§ **Data for processing**
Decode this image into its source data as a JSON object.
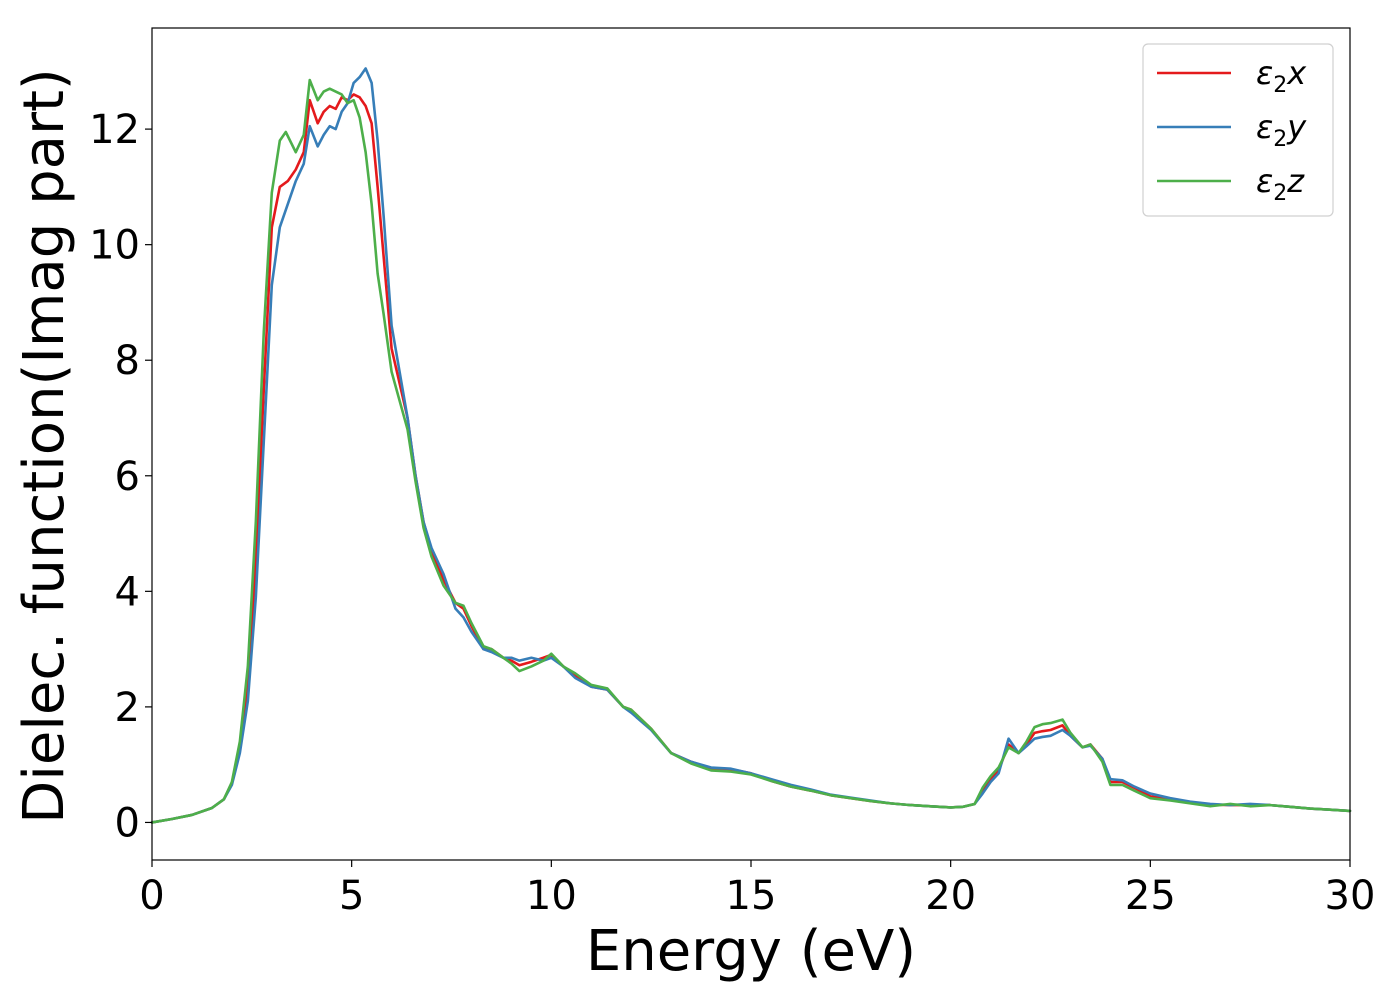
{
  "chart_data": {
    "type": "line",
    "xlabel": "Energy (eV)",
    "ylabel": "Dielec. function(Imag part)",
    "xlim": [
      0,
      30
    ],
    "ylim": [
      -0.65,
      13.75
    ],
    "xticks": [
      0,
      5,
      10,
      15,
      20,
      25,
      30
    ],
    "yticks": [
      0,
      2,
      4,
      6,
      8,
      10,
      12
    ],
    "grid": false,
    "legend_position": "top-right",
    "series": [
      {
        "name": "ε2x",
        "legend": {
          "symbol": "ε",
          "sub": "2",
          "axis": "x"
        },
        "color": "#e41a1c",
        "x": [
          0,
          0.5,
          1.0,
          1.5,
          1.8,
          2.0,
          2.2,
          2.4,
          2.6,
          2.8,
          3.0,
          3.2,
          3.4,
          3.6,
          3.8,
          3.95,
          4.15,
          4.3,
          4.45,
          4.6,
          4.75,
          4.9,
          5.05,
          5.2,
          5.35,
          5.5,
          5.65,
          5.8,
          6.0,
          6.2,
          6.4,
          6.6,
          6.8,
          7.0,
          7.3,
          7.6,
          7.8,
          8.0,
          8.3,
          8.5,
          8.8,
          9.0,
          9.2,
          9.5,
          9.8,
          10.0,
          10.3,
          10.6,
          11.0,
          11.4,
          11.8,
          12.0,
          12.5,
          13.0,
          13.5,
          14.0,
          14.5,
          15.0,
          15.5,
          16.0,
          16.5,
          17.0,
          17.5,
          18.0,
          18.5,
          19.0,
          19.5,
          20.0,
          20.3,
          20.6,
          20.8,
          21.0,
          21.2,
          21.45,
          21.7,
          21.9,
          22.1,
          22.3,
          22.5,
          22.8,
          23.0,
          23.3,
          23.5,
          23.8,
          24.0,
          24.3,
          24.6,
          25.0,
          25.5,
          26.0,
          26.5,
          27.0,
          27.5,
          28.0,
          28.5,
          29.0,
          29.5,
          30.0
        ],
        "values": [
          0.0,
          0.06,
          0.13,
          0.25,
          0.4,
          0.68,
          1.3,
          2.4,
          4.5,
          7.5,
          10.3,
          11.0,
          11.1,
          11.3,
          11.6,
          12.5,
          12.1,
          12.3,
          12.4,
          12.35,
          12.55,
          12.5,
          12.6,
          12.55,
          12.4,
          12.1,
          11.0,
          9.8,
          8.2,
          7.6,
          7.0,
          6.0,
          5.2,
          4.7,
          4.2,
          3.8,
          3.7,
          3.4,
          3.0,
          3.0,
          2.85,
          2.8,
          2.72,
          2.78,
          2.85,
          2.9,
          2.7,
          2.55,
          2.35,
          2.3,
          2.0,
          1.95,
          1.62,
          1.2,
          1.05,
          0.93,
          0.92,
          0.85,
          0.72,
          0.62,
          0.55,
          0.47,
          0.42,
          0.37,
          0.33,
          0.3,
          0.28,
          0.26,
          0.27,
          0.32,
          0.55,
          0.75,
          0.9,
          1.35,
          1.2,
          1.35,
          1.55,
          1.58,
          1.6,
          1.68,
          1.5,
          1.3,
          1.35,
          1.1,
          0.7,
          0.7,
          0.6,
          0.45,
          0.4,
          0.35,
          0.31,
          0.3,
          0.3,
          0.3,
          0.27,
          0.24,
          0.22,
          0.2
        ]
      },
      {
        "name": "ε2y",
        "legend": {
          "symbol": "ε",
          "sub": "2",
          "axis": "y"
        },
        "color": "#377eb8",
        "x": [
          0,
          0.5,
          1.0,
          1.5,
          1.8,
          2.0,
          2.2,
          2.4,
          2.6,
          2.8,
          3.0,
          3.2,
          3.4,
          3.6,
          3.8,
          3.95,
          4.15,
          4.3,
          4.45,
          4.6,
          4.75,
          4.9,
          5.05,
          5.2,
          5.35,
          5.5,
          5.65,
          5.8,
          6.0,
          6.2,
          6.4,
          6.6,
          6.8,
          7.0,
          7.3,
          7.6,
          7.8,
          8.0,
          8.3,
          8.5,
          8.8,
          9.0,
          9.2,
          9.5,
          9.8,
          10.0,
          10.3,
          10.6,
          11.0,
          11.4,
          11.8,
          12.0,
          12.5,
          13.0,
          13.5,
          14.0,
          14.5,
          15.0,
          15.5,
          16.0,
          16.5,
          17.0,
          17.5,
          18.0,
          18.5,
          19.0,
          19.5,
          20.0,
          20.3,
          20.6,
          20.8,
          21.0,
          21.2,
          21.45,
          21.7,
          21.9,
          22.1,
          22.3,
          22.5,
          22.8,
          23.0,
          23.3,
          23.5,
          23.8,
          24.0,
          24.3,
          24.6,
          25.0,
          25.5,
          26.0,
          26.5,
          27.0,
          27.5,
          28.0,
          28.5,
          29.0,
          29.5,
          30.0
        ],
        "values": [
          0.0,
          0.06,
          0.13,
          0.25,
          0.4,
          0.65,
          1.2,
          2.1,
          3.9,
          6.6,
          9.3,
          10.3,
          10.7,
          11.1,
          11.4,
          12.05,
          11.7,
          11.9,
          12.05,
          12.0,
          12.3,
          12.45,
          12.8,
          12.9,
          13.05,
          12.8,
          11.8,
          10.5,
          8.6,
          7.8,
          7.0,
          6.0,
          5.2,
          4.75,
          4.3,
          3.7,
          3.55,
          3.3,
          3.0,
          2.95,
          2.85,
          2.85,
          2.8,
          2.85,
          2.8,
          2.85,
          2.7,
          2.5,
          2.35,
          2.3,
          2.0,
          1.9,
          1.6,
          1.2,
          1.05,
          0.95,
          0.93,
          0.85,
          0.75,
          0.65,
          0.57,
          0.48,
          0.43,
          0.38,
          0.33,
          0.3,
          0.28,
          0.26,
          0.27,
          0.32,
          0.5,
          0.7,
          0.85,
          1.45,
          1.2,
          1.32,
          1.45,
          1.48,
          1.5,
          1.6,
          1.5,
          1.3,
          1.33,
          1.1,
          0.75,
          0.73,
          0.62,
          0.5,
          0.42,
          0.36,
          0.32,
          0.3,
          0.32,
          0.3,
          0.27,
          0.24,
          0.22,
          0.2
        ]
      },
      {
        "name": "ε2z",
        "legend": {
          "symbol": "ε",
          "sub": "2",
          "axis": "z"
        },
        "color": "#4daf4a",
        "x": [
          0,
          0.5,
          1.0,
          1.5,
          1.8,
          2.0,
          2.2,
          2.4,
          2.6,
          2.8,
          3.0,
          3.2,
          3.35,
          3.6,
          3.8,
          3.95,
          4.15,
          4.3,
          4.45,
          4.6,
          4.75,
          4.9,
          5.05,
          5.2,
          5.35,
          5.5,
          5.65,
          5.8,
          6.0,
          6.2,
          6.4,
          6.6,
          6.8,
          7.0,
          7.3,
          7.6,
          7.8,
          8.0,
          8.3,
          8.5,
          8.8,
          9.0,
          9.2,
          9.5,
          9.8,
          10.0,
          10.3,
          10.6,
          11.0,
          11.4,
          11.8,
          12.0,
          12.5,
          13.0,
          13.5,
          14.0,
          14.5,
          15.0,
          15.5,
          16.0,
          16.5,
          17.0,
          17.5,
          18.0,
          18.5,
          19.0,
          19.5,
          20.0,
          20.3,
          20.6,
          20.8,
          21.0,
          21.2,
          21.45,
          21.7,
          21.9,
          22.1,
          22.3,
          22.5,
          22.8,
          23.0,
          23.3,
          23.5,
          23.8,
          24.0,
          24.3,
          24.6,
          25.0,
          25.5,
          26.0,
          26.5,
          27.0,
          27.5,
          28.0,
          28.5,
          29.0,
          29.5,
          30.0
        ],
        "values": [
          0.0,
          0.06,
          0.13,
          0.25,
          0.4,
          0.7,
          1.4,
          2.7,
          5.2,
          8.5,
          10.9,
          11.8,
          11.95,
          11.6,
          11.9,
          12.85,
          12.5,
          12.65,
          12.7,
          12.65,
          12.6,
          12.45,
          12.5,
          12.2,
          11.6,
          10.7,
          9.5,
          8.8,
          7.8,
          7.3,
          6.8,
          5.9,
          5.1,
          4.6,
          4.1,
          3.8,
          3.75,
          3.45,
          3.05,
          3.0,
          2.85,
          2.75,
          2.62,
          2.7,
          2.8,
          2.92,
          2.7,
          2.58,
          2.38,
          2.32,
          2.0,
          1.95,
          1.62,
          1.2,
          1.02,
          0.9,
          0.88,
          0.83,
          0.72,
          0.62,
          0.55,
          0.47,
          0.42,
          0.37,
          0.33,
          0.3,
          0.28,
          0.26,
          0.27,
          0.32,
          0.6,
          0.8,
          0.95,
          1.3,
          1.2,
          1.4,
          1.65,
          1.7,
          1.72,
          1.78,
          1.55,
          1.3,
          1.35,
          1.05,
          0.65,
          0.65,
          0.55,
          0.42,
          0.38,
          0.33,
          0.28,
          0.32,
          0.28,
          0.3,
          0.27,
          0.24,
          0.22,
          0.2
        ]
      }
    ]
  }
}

§ **What is being asked**
Within the records above, how many lines include the word "color"? State the number by itself.

§ **Answer to this task**
3